Recorded data
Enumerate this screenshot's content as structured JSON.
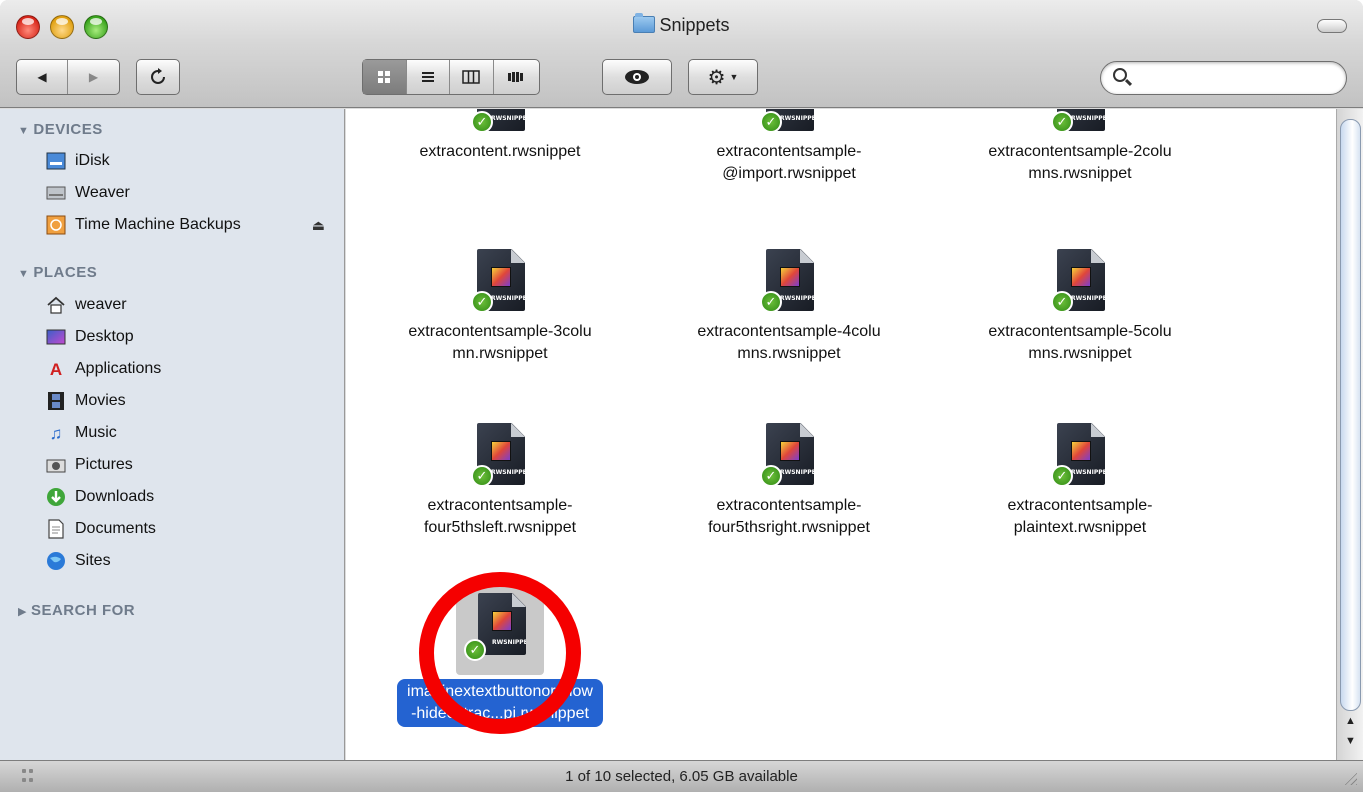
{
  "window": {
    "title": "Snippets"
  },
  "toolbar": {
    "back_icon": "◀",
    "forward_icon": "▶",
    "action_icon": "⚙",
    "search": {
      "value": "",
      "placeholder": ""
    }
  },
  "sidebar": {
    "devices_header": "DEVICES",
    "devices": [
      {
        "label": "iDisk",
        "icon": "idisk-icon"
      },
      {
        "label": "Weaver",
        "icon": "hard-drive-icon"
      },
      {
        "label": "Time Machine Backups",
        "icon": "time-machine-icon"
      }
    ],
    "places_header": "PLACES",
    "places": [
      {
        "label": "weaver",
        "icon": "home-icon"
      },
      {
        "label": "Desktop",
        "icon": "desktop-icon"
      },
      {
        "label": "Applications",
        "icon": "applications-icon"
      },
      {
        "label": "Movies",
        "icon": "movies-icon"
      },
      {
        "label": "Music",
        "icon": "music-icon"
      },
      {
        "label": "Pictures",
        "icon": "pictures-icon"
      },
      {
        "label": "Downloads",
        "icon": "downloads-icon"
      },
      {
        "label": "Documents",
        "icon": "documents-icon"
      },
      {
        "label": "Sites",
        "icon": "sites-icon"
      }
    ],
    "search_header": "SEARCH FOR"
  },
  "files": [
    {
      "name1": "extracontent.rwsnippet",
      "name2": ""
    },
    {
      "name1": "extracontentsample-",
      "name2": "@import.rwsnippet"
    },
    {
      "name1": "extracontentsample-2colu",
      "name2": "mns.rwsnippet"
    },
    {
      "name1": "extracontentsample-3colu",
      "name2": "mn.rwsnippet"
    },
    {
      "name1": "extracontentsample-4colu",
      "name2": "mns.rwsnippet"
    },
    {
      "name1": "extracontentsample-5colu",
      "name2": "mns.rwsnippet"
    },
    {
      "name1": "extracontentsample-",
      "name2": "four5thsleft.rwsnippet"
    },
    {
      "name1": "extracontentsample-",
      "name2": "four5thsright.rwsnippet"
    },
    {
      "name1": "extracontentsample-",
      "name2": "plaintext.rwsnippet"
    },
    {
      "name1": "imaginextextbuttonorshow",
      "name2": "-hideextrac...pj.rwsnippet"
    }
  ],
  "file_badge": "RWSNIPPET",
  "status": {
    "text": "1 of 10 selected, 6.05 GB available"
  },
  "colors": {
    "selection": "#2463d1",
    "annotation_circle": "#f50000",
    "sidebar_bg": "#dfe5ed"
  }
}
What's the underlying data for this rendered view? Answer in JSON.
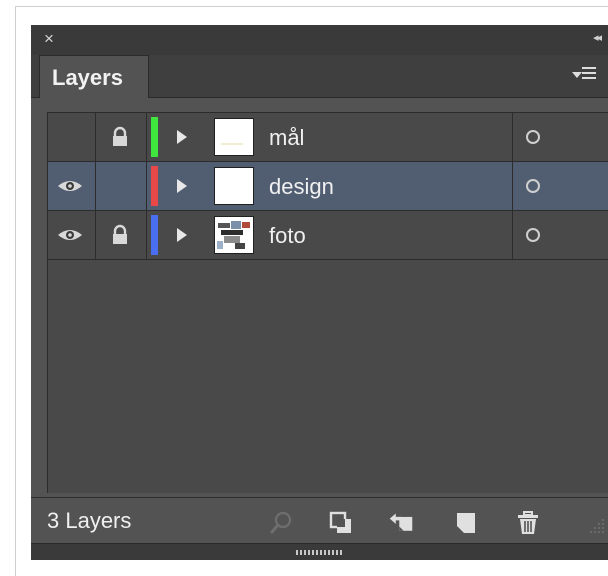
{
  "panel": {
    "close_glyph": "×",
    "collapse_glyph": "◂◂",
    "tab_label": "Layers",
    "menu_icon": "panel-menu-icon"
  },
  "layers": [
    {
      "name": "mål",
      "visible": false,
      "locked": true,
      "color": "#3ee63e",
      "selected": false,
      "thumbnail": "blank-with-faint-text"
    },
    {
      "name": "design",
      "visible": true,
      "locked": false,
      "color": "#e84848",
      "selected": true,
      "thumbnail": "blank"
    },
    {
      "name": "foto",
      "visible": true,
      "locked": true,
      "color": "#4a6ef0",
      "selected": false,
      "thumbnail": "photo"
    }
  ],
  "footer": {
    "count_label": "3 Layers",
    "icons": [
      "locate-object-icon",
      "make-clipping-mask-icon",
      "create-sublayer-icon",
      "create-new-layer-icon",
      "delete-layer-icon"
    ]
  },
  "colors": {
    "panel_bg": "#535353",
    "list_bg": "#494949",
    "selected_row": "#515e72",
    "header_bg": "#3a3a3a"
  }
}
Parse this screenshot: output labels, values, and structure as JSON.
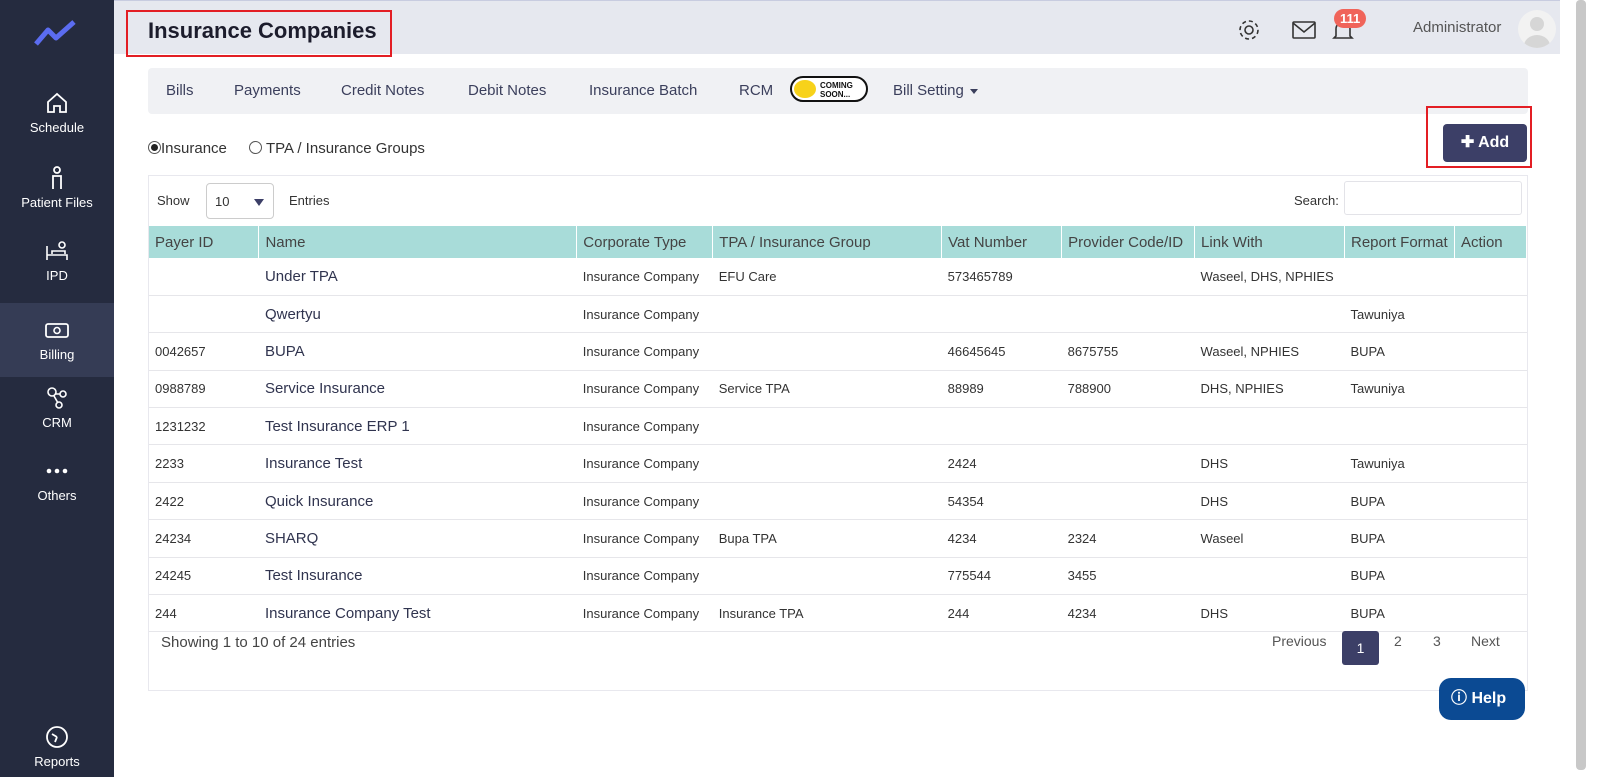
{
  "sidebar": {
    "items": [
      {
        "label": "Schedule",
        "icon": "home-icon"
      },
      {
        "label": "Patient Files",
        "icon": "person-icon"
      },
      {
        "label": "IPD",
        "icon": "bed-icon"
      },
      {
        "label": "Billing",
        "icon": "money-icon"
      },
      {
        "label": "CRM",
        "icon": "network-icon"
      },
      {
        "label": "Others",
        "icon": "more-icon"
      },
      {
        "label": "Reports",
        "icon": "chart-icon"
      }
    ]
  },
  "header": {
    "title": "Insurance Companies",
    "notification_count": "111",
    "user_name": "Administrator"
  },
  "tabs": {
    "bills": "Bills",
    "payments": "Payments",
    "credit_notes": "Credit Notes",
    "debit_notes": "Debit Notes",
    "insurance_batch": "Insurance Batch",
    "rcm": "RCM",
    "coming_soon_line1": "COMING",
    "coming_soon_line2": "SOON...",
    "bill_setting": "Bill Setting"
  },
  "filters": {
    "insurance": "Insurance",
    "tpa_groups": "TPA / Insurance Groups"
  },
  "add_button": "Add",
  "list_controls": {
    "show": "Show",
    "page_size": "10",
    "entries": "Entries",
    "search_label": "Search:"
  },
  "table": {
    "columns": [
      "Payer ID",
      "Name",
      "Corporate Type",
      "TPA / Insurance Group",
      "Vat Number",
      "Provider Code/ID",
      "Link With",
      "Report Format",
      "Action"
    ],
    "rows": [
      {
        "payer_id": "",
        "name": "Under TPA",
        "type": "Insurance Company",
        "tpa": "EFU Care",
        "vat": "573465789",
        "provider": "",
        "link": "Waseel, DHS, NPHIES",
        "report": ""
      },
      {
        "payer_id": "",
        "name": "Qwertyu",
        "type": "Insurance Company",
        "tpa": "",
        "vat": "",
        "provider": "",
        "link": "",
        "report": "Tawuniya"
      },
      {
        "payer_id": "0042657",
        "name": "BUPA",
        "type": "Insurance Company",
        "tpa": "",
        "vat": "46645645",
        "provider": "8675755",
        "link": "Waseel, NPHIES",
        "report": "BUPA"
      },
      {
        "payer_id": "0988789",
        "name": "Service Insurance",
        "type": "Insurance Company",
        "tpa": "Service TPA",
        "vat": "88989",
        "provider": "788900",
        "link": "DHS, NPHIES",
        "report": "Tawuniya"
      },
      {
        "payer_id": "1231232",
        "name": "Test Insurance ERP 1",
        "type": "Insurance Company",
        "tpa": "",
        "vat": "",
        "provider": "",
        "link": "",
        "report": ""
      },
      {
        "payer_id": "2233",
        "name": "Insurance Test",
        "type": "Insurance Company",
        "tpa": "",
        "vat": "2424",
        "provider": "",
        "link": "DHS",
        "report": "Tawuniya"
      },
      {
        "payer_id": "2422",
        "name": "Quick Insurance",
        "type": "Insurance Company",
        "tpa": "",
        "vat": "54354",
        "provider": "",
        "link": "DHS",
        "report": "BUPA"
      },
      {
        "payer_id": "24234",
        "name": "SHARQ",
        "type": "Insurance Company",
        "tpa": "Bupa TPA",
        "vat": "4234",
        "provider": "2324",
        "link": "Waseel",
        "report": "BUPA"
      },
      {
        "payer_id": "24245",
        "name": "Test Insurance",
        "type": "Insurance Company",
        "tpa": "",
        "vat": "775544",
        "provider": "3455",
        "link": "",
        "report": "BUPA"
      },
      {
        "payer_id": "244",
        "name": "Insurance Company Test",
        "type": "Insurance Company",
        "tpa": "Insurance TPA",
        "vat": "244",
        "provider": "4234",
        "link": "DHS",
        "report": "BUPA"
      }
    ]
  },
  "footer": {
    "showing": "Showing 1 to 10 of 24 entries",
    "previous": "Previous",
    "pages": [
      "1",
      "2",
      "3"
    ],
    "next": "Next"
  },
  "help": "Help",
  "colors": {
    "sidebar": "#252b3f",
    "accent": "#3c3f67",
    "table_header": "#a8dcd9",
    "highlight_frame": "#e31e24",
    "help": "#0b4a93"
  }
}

SET EXERCISE >>
Each entry gets copied exactly; the pictures stay out.

FINAL RESULT >>
Enumerate this screenshot's content as structured JSON.
{
  "window": {
    "title": "Snippets"
  },
  "toolbar": {
    "back_icon": "◀",
    "forward_icon": "▶",
    "action_icon": "⚙",
    "search": {
      "value": "",
      "placeholder": ""
    }
  },
  "sidebar": {
    "devices_header": "DEVICES",
    "devices": [
      {
        "label": "iDisk",
        "icon": "idisk-icon"
      },
      {
        "label": "Weaver",
        "icon": "hard-drive-icon"
      },
      {
        "label": "Time Machine Backups",
        "icon": "time-machine-icon"
      }
    ],
    "places_header": "PLACES",
    "places": [
      {
        "label": "weaver",
        "icon": "home-icon"
      },
      {
        "label": "Desktop",
        "icon": "desktop-icon"
      },
      {
        "label": "Applications",
        "icon": "applications-icon"
      },
      {
        "label": "Movies",
        "icon": "movies-icon"
      },
      {
        "label": "Music",
        "icon": "music-icon"
      },
      {
        "label": "Pictures",
        "icon": "pictures-icon"
      },
      {
        "label": "Downloads",
        "icon": "downloads-icon"
      },
      {
        "label": "Documents",
        "icon": "documents-icon"
      },
      {
        "label": "Sites",
        "icon": "sites-icon"
      }
    ],
    "search_header": "SEARCH FOR"
  },
  "files": [
    {
      "name1": "extracontent.rwsnippet",
      "name2": ""
    },
    {
      "name1": "extracontentsample-",
      "name2": "@import.rwsnippet"
    },
    {
      "name1": "extracontentsample-2colu",
      "name2": "mns.rwsnippet"
    },
    {
      "name1": "extracontentsample-3colu",
      "name2": "mn.rwsnippet"
    },
    {
      "name1": "extracontentsample-4colu",
      "name2": "mns.rwsnippet"
    },
    {
      "name1": "extracontentsample-5colu",
      "name2": "mns.rwsnippet"
    },
    {
      "name1": "extracontentsample-",
      "name2": "four5thsleft.rwsnippet"
    },
    {
      "name1": "extracontentsample-",
      "name2": "four5thsright.rwsnippet"
    },
    {
      "name1": "extracontentsample-",
      "name2": "plaintext.rwsnippet"
    },
    {
      "name1": "imaginextextbuttonorshow",
      "name2": "-hideextrac...pj.rwsnippet"
    }
  ],
  "file_badge": "RWSNIPPET",
  "status": {
    "text": "1 of 10 selected, 6.05 GB available"
  },
  "colors": {
    "selection": "#2463d1",
    "annotation_circle": "#f50000",
    "sidebar_bg": "#dfe5ed"
  }
}
What's the underlying data for this rendered view? Answer in JSON.
{
  "panel": {
    "close_glyph": "×",
    "collapse_glyph": "◂◂",
    "tab_label": "Layers",
    "menu_icon": "panel-menu-icon"
  },
  "layers": [
    {
      "name": "mål",
      "visible": false,
      "locked": true,
      "color": "#3ee63e",
      "selected": false,
      "thumbnail": "blank-with-faint-text"
    },
    {
      "name": "design",
      "visible": true,
      "locked": false,
      "color": "#e84848",
      "selected": true,
      "thumbnail": "blank"
    },
    {
      "name": "foto",
      "visible": true,
      "locked": true,
      "color": "#4a6ef0",
      "selected": false,
      "thumbnail": "photo"
    }
  ],
  "footer": {
    "count_label": "3 Layers",
    "icons": [
      "locate-object-icon",
      "make-clipping-mask-icon",
      "create-sublayer-icon",
      "create-new-layer-icon",
      "delete-layer-icon"
    ]
  },
  "colors": {
    "panel_bg": "#535353",
    "list_bg": "#494949",
    "selected_row": "#515e72",
    "header_bg": "#3a3a3a"
  }
}
Parse this screenshot: output labels, values, and structure as JSON.
{
  "sidebar": {
    "items": [
      {
        "label": "Schedule",
        "icon": "home-icon"
      },
      {
        "label": "Patient Files",
        "icon": "person-icon"
      },
      {
        "label": "IPD",
        "icon": "bed-icon"
      },
      {
        "label": "Billing",
        "icon": "money-icon"
      },
      {
        "label": "CRM",
        "icon": "network-icon"
      },
      {
        "label": "Others",
        "icon": "more-icon"
      },
      {
        "label": "Reports",
        "icon": "chart-icon"
      }
    ]
  },
  "header": {
    "title": "Insurance Companies",
    "notification_count": "111",
    "user_name": "Administrator"
  },
  "tabs": {
    "bills": "Bills",
    "payments": "Payments",
    "credit_notes": "Credit Notes",
    "debit_notes": "Debit Notes",
    "insurance_batch": "Insurance Batch",
    "rcm": "RCM",
    "coming_soon_line1": "COMING",
    "coming_soon_line2": "SOON...",
    "bill_setting": "Bill Setting"
  },
  "filters": {
    "insurance": "Insurance",
    "tpa_groups": "TPA / Insurance Groups"
  },
  "add_button": "Add",
  "list_controls": {
    "show": "Show",
    "page_size": "10",
    "entries": "Entries",
    "search_label": "Search:"
  },
  "table": {
    "columns": [
      "Payer ID",
      "Name",
      "Corporate Type",
      "TPA / Insurance Group",
      "Vat Number",
      "Provider Code/ID",
      "Link With",
      "Report Format",
      "Action"
    ],
    "rows": [
      {
        "payer_id": "",
        "name": "Under TPA",
        "type": "Insurance Company",
        "tpa": "EFU Care",
        "vat": "573465789",
        "provider": "",
        "link": "Waseel, DHS, NPHIES",
        "report": ""
      },
      {
        "payer_id": "",
        "name": "Qwertyu",
        "type": "Insurance Company",
        "tpa": "",
        "vat": "",
        "provider": "",
        "link": "",
        "report": "Tawuniya"
      },
      {
        "payer_id": "0042657",
        "name": "BUPA",
        "type": "Insurance Company",
        "tpa": "",
        "vat": "46645645",
        "provider": "8675755",
        "link": "Waseel, NPHIES",
        "report": "BUPA"
      },
      {
        "payer_id": "0988789",
        "name": "Service Insurance",
        "type": "Insurance Company",
        "tpa": "Service TPA",
        "vat": "88989",
        "provider": "788900",
        "link": "DHS, NPHIES",
        "report": "Tawuniya"
      },
      {
        "payer_id": "1231232",
        "name": "Test Insurance ERP 1",
        "type": "Insurance Company",
        "tpa": "",
        "vat": "",
        "provider": "",
        "link": "",
        "report": ""
      },
      {
        "payer_id": "2233",
        "name": "Insurance Test",
        "type": "Insurance Company",
        "tpa": "",
        "vat": "2424",
        "provider": "",
        "link": "DHS",
        "report": "Tawuniya"
      },
      {
        "payer_id": "2422",
        "name": "Quick Insurance",
        "type": "Insurance Company",
        "tpa": "",
        "vat": "54354",
        "provider": "",
        "link": "DHS",
        "report": "BUPA"
      },
      {
        "payer_id": "24234",
        "name": "SHARQ",
        "type": "Insurance Company",
        "tpa": "Bupa TPA",
        "vat": "4234",
        "provider": "2324",
        "link": "Waseel",
        "report": "BUPA"
      },
      {
        "payer_id": "24245",
        "name": "Test Insurance",
        "type": "Insurance Company",
        "tpa": "",
        "vat": "775544",
        "provider": "3455",
        "link": "",
        "report": "BUPA"
      },
      {
        "payer_id": "244",
        "name": "Insurance Company Test",
        "type": "Insurance Company",
        "tpa": "Insurance TPA",
        "vat": "244",
        "provider": "4234",
        "link": "DHS",
        "report": "BUPA"
      }
    ]
  },
  "footer": {
    "showing": "Showing 1 to 10 of 24 entries",
    "previous": "Previous",
    "pages": [
      "1",
      "2",
      "3"
    ],
    "next": "Next"
  },
  "help": "Help",
  "colors": {
    "sidebar": "#252b3f",
    "accent": "#3c3f67",
    "table_header": "#a8dcd9",
    "highlight_frame": "#e31e24",
    "help": "#0b4a93"
  }
}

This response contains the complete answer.